Entries taken from a collection
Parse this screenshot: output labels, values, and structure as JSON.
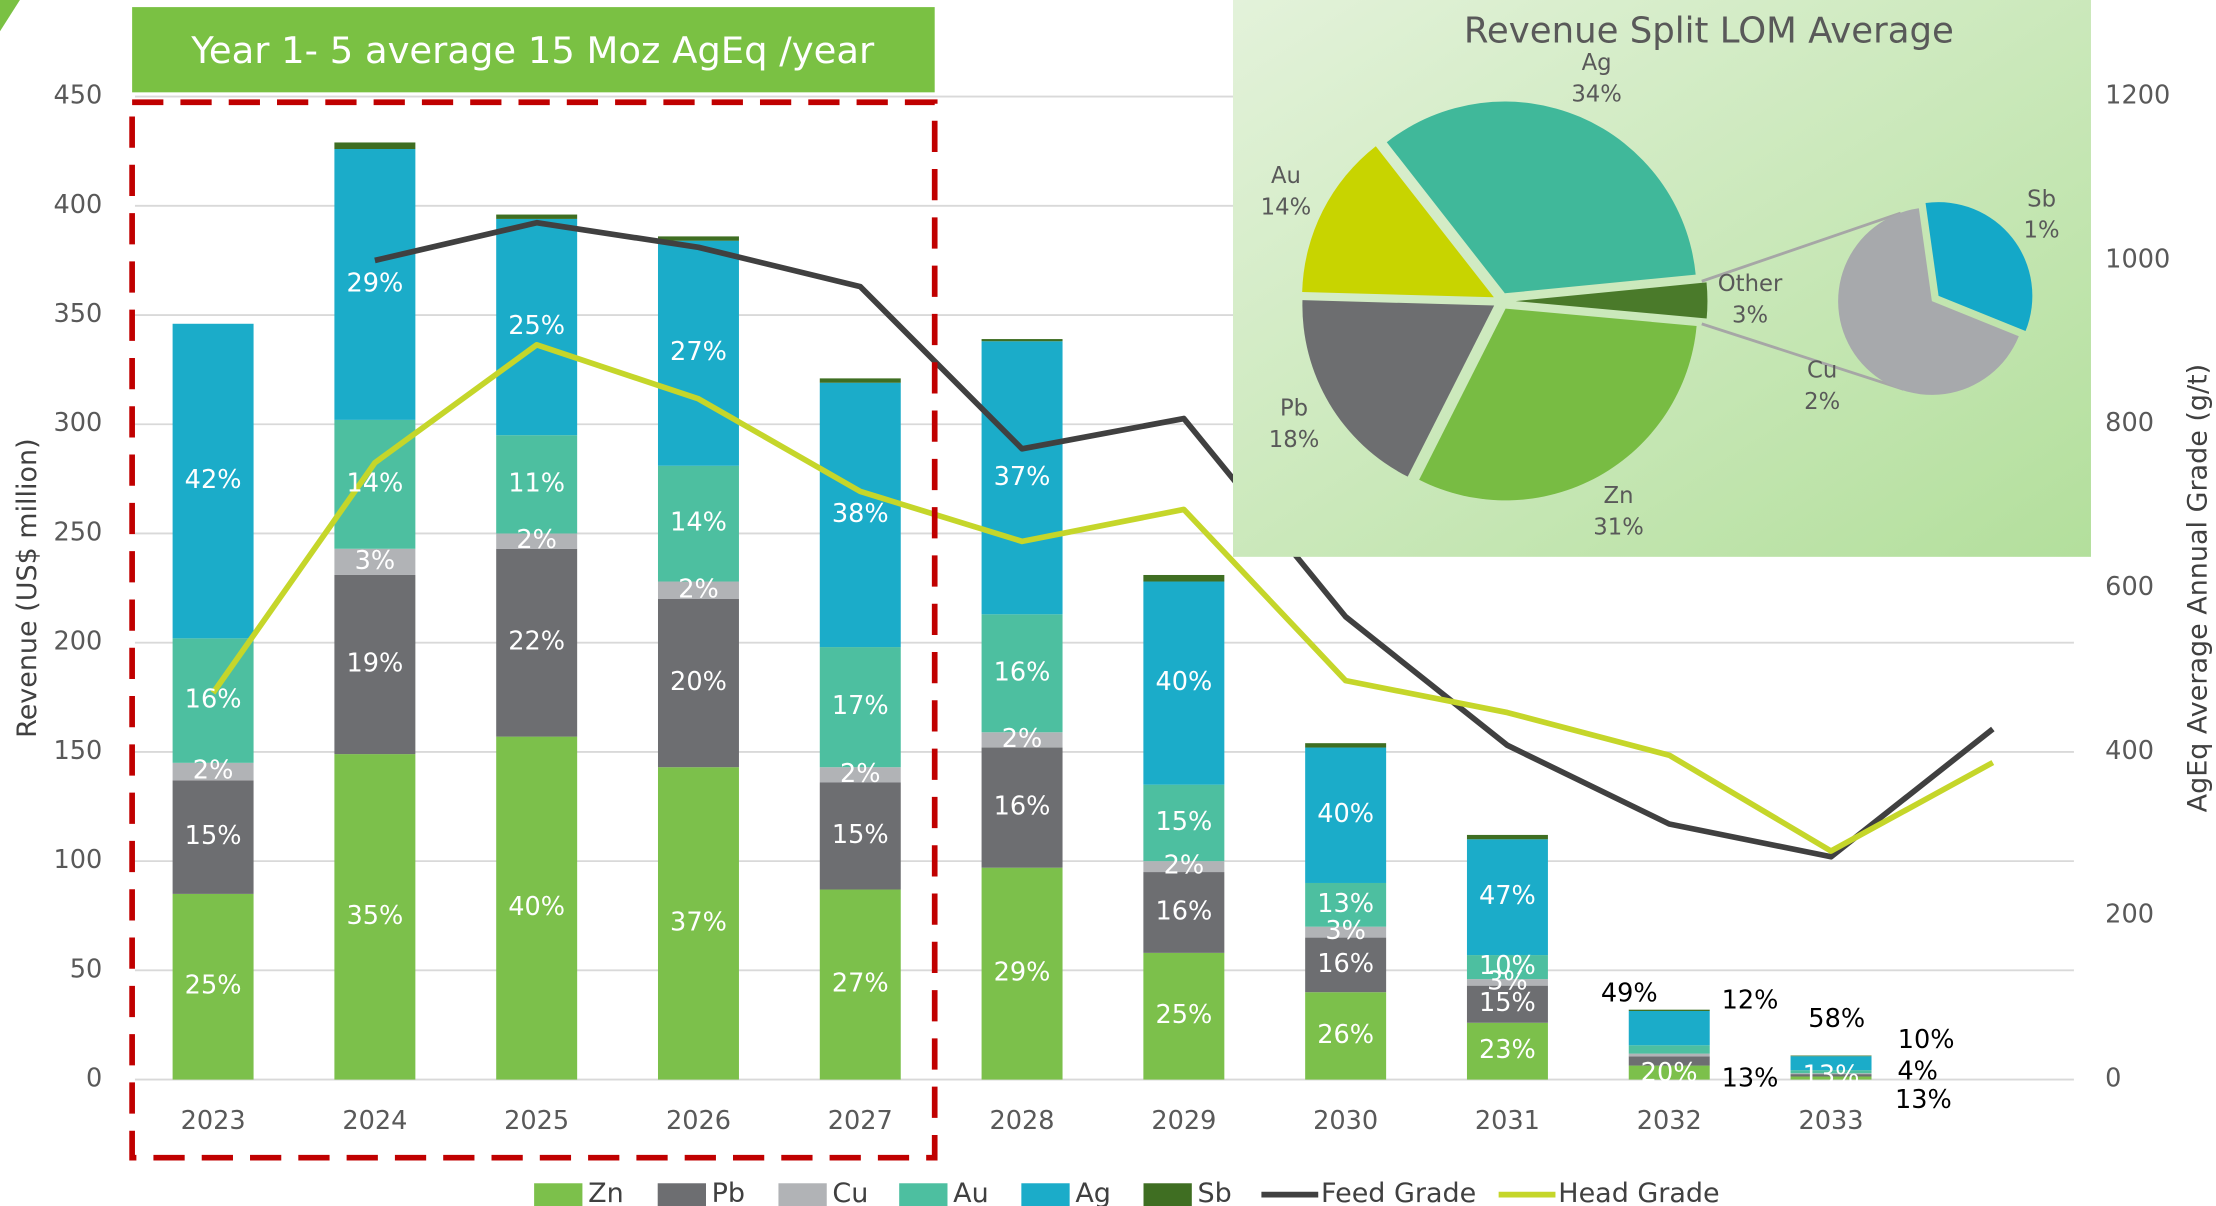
{
  "chart_data": [
    {
      "type": "stacked_bar_line",
      "annotations": [
        "Year 1- 5 average 15 Moz AgEq /year"
      ],
      "y_label": "Revenue (US$ million)",
      "y2_label": "AgEq Average Annual Grade (g/t)",
      "categories": [
        "2023",
        "2024",
        "2025",
        "2026",
        "2027",
        "2028",
        "2029",
        "2030",
        "2031",
        "2032",
        "2033",
        null
      ],
      "ylim": [
        0,
        450
      ],
      "yticks": [
        0,
        50,
        100,
        150,
        200,
        250,
        300,
        350,
        400,
        450
      ],
      "y2lim": [
        0,
        1200
      ],
      "y2ticks": [
        0,
        200,
        400,
        600,
        800,
        1000,
        1200
      ],
      "grid": true,
      "series": [
        {
          "name": "Zn",
          "color": "#7cc04b",
          "values": [
            85,
            149,
            157,
            143,
            87,
            97,
            58,
            40,
            26,
            6.4,
            1.4,
            null
          ],
          "share_labels": [
            "25%",
            "35%",
            "40%",
            "37%",
            "27%",
            "29%",
            "25%",
            "26%",
            "23%",
            "20%",
            "13%",
            null
          ]
        },
        {
          "name": "Pb",
          "color": "#6d6e71",
          "values": [
            52,
            82,
            86,
            77,
            49,
            55,
            37,
            25,
            17,
            4.2,
            1.1,
            null
          ],
          "share_labels": [
            "15%",
            "19%",
            "22%",
            "20%",
            "15%",
            "16%",
            "16%",
            "16%",
            "15%",
            "13%",
            "10%",
            null
          ]
        },
        {
          "name": "Cu",
          "color": "#b1b3b6",
          "values": [
            8,
            12,
            7,
            8,
            7,
            7,
            5,
            5,
            3,
            1.3,
            0.4,
            null
          ],
          "share_labels": [
            "2%",
            "3%",
            "2%",
            "2%",
            "2%",
            "2%",
            "2%",
            "3%",
            "3%",
            null,
            "4%",
            null
          ]
        },
        {
          "name": "Au",
          "color": "#4dbfa0",
          "values": [
            57,
            59,
            45,
            53,
            55,
            54,
            35,
            20,
            11,
            3.8,
            1.4,
            null
          ],
          "share_labels": [
            "16%",
            "14%",
            "11%",
            "14%",
            "17%",
            "16%",
            "15%",
            "13%",
            "10%",
            "12%",
            "13%",
            null
          ]
        },
        {
          "name": "Ag",
          "color": "#1bacc9",
          "values": [
            144,
            124,
            99,
            103,
            121,
            125,
            93,
            62,
            53,
            15.7,
            6.4,
            null
          ],
          "share_labels": [
            "42%",
            "29%",
            "25%",
            "27%",
            "38%",
            "37%",
            "40%",
            "40%",
            "47%",
            "49%",
            "58%",
            null
          ]
        },
        {
          "name": "Sb",
          "color": "#3f6e22",
          "values": [
            0,
            3,
            2,
            2,
            2,
            1,
            3,
            2,
            2,
            0.6,
            0.3,
            null
          ]
        },
        {
          "name": "Feed Grade",
          "type": "line",
          "axis": "y2",
          "color": "#404040",
          "values": [
            null,
            1000,
            1046,
            1016,
            968,
            770,
            807,
            565,
            408,
            312,
            272,
            428
          ]
        },
        {
          "name": "Head Grade",
          "type": "line",
          "axis": "y2",
          "color": "#c5d62a",
          "values": [
            472,
            753,
            897,
            831,
            718,
            657,
            696,
            487,
            448,
            396,
            279,
            387
          ]
        }
      ]
    },
    {
      "type": "pie",
      "title": "Revenue Split LOM Average",
      "categories": [
        "Ag",
        "Other",
        "Zn",
        "Pb",
        "Au"
      ],
      "values": [
        34,
        3,
        31,
        18,
        14
      ],
      "value_labels": [
        "34%",
        "3%",
        "31%",
        "18%",
        "14%"
      ],
      "colors": [
        "#40b89a",
        "#4a7a2a",
        "#78bc43",
        "#6d6e70",
        "#c8d400"
      ],
      "breakdown": {
        "categories": [
          "Sb",
          "Cu"
        ],
        "values": [
          1,
          2
        ],
        "value_labels": [
          "1%",
          "2%"
        ],
        "colors": [
          "#14a8c8",
          "#a7a9ac"
        ]
      }
    }
  ]
}
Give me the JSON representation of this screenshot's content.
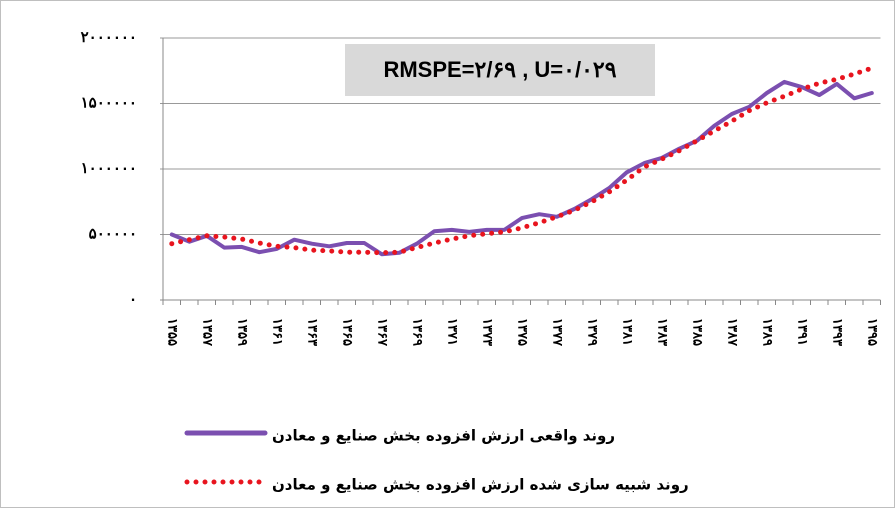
{
  "chart_data": {
    "type": "line",
    "title": "RMSPE=۲/۶۹ , U=۰/۰۲۹",
    "categories": [
      "۱۳۵۵",
      null,
      "۱۳۵۷",
      null,
      "۱۳۵۹",
      null,
      "۱۳۶۱",
      null,
      "۱۳۶۳",
      null,
      "۱۳۶۵",
      null,
      "۱۳۶۷",
      null,
      "۱۳۶۹",
      null,
      "۱۳۷۱",
      null,
      "۱۳۷۳",
      null,
      "۱۳۷۵",
      null,
      "۱۳۷۷",
      null,
      "۱۳۷۹",
      null,
      "۱۳۸۱",
      null,
      "۱۳۸۳",
      null,
      "۱۳۸۵",
      null,
      "۱۳۸۷",
      null,
      "۱۳۸۹",
      null,
      "۱۳۹۱",
      null,
      "۱۳۹۳",
      null,
      "۱۳۹۵"
    ],
    "series": [
      {
        "name": "روند واقعی ارزش افزوده بخش صنایع و معادن",
        "color": "#7b4fb0",
        "style": "solid",
        "values": [
          500000,
          445000,
          490000,
          400000,
          405000,
          365000,
          390000,
          460000,
          430000,
          410000,
          435000,
          435000,
          350000,
          360000,
          430000,
          525000,
          535000,
          520000,
          535000,
          535000,
          625000,
          655000,
          635000,
          695000,
          770000,
          855000,
          975000,
          1045000,
          1085000,
          1155000,
          1215000,
          1330000,
          1420000,
          1475000,
          1580000,
          1665000,
          1625000,
          1565000,
          1650000,
          1540000,
          1580000
        ]
      },
      {
        "name": "روند شبیه سازی شده ارزش افزوده بخش صنایع و معادن",
        "color": "#e8141e",
        "style": "dotted",
        "values": [
          430000,
          460000,
          490000,
          480000,
          465000,
          435000,
          410000,
          400000,
          380000,
          375000,
          365000,
          365000,
          360000,
          365000,
          400000,
          435000,
          465000,
          490000,
          505000,
          520000,
          550000,
          590000,
          635000,
          685000,
          750000,
          825000,
          915000,
          1015000,
          1075000,
          1140000,
          1215000,
          1290000,
          1365000,
          1445000,
          1505000,
          1555000,
          1610000,
          1655000,
          1685000,
          1725000,
          1770000
        ]
      }
    ],
    "ylim": [
      0,
      2000000
    ],
    "yticks": [
      {
        "value": 0,
        "label": "۰"
      },
      {
        "value": 500000,
        "label": "۵۰۰۰۰۰"
      },
      {
        "value": 1000000,
        "label": "۱۰۰۰۰۰۰"
      },
      {
        "value": 1500000,
        "label": "۱۵۰۰۰۰۰"
      },
      {
        "value": 2000000,
        "label": "۲۰۰۰۰۰۰"
      }
    ],
    "grid": true
  }
}
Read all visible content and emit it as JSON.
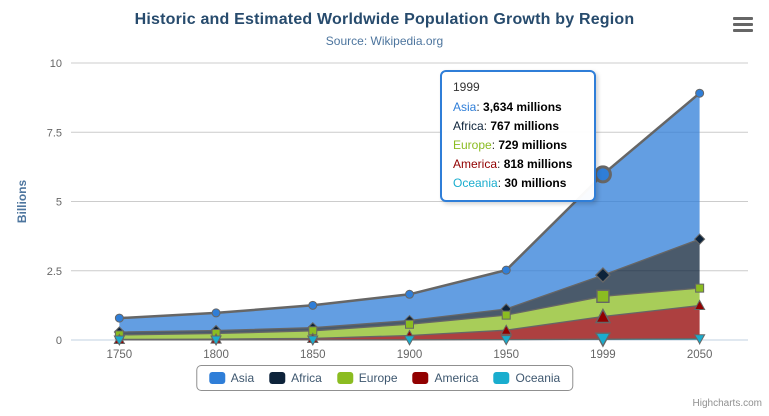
{
  "title": "Historic and Estimated Worldwide Population Growth by Region",
  "subtitle": "Source: Wikipedia.org",
  "credits": "Highcharts.com",
  "colors": {
    "title": "#274b6d",
    "subtitle": "#4d759e",
    "axis_label": "#666666",
    "axis_title": "#4d759e",
    "gridline": "#cccccc",
    "axis_line": "#C0D0E0",
    "series_line": "#666666",
    "legend_text": "#3E576F",
    "legend_border": "#909090",
    "tooltip_border": "#2f7ed8"
  },
  "chart_data": {
    "type": "area",
    "stacking": "normal",
    "title": "Historic and Estimated Worldwide Population Growth by Region",
    "subtitle": "Source: Wikipedia.org",
    "categories": [
      "1750",
      "1800",
      "1850",
      "1900",
      "1950",
      "1999",
      "2050"
    ],
    "xlabel": "",
    "ylabel": "Billions",
    "unit": "millions",
    "ylim": [
      0,
      10
    ],
    "yticks": [
      "0",
      "2.5",
      "5",
      "7.5",
      "10"
    ],
    "grid": true,
    "legend_position": "bottom",
    "series": [
      {
        "name": "Asia",
        "color": "#2f7ed8",
        "marker": "circle",
        "values": [
          502,
          635,
          809,
          947,
          1402,
          3634,
          5268
        ]
      },
      {
        "name": "Africa",
        "color": "#0d233a",
        "marker": "diamond",
        "values": [
          106,
          107,
          111,
          133,
          221,
          767,
          1766
        ]
      },
      {
        "name": "Europe",
        "color": "#8bbc21",
        "marker": "square",
        "values": [
          163,
          203,
          276,
          408,
          547,
          729,
          628
        ]
      },
      {
        "name": "America",
        "color": "#910000",
        "marker": "triangle",
        "values": [
          18,
          31,
          54,
          156,
          339,
          818,
          1201
        ]
      },
      {
        "name": "Oceania",
        "color": "#1aadce",
        "marker": "triangle-down",
        "values": [
          2,
          2,
          2,
          6,
          13,
          30,
          46
        ]
      }
    ]
  },
  "tooltip": {
    "header": "1999",
    "hover_index": 5,
    "rows": [
      {
        "name": "Asia",
        "value": "3,634 millions"
      },
      {
        "name": "Africa",
        "value": "767 millions"
      },
      {
        "name": "Europe",
        "value": "729 millions"
      },
      {
        "name": "America",
        "value": "818 millions"
      },
      {
        "name": "Oceania",
        "value": "30 millions"
      }
    ]
  }
}
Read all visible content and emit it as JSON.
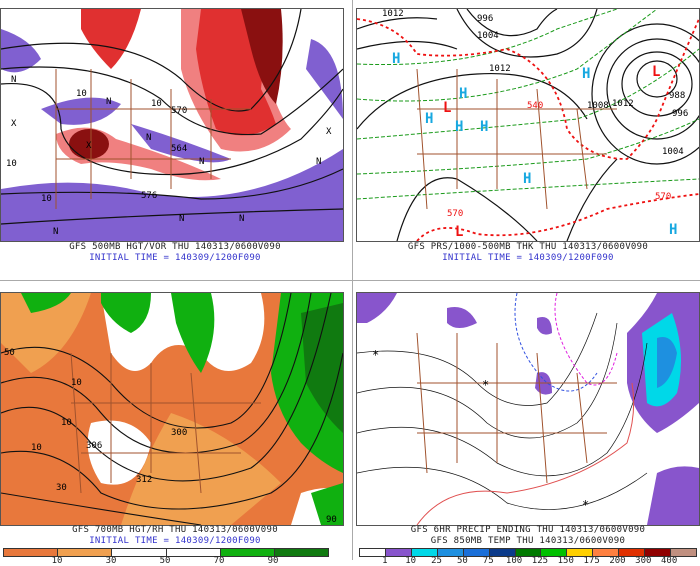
{
  "panels": [
    {
      "id": "500mb",
      "caption": "GFS 500MB HGT/VOR THU 140313/0600V090",
      "initial_time": "INITIAL TIME = 140309/1200F090",
      "labels": [
        "10",
        "10",
        "10",
        "10",
        "576",
        "564",
        "570",
        "N",
        "N",
        "N",
        "N",
        "N",
        "N",
        "N",
        "N",
        "X",
        "X",
        "X"
      ],
      "fill_colors": {
        "vorticity_high": "#e03030",
        "vorticity_mid": "#f08080",
        "vorticity_max": "#8a1010",
        "negative": "#8060d0"
      }
    },
    {
      "id": "pressure",
      "caption": "GFS PRS/1000-500MB THK THU 140313/0600V090",
      "initial_time": "INITIAL TIME = 140309/1200F090",
      "contour_labels": [
        "1012",
        "996",
        "1004",
        "1012",
        "540",
        "1008",
        "1012",
        "988",
        "996",
        "1004",
        "570",
        "570"
      ],
      "highs": [
        "H",
        "H",
        "H",
        "H",
        "H",
        "H",
        "H",
        "H"
      ],
      "lows": [
        "L",
        "L",
        "L"
      ],
      "colors": {
        "high": "#18a8e0",
        "low": "#ee1111",
        "isobar": "#111111",
        "thickness": "#1a9a1a",
        "thickness_540": "#ee1111",
        "borders": "#a0522d"
      }
    },
    {
      "id": "700mb",
      "caption": "GFS 700MB HGT/RH THU 140313/0600V090",
      "initial_time": "INITIAL TIME = 140309/1200F090",
      "labels": [
        "50",
        "10",
        "10",
        "30",
        "10",
        "312",
        "306",
        "300",
        "90"
      ],
      "colorbar": {
        "colors": [
          "#e8783c",
          "#f0a050",
          "#ffffff",
          "#ffffff",
          "#10b010",
          "#107a10"
        ],
        "ticks": [
          "10",
          "30",
          "50",
          "70",
          "90"
        ]
      }
    },
    {
      "id": "precip",
      "caption": "GFS 6HR PRECIP ENDING THU 140313/0600V090",
      "caption2": "GFS 850MB TEMP THU 140313/0600V090",
      "labels": [
        "*",
        "*",
        "*"
      ],
      "colorbar": {
        "colors": [
          "#ffffff",
          "#8855cc",
          "#00d8e8",
          "#1e90e0",
          "#1a6fd8",
          "#0a3a8a",
          "#007a00",
          "#00c000",
          "#ffd000",
          "#ff8040",
          "#e03000",
          "#900000",
          "#c09080"
        ],
        "ticks": [
          "1",
          "10",
          "25",
          "50",
          "75",
          "100",
          "125",
          "150",
          "175",
          "200",
          "300",
          "400"
        ]
      }
    }
  ]
}
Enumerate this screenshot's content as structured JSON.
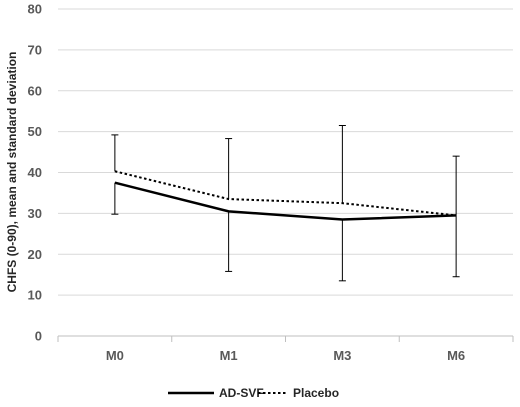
{
  "chart_data": {
    "type": "line",
    "title": "",
    "xlabel": "",
    "ylabel": "CHFS (0-90), mean and standard deviation",
    "categories": [
      "M0",
      "M1",
      "M3",
      "M6"
    ],
    "ylim": [
      0,
      80
    ],
    "yticks": [
      0,
      10,
      20,
      30,
      40,
      50,
      60,
      70,
      80
    ],
    "grid": "horizontal",
    "legend_position": "bottom",
    "series": [
      {
        "name": "AD-SVF",
        "style": "solid",
        "color": "#000000",
        "values": [
          37.5,
          30.5,
          28.5,
          29.5
        ],
        "error_low": [
          29.8,
          15.8,
          13.5,
          14.5
        ]
      },
      {
        "name": "Placebo",
        "style": "dotted",
        "color": "#000000",
        "values": [
          40.3,
          33.5,
          32.5,
          29.5
        ],
        "error_high": [
          49.2,
          48.3,
          51.5,
          44.0
        ]
      }
    ]
  }
}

To do: Return each line of the listing that holds the string "Historic".

Solved exercise:
  "title": "Historic and Estimated Worldwide Population Growth by Region",
    "title": "Historic and Estimated Worldwide Population Growth by Region",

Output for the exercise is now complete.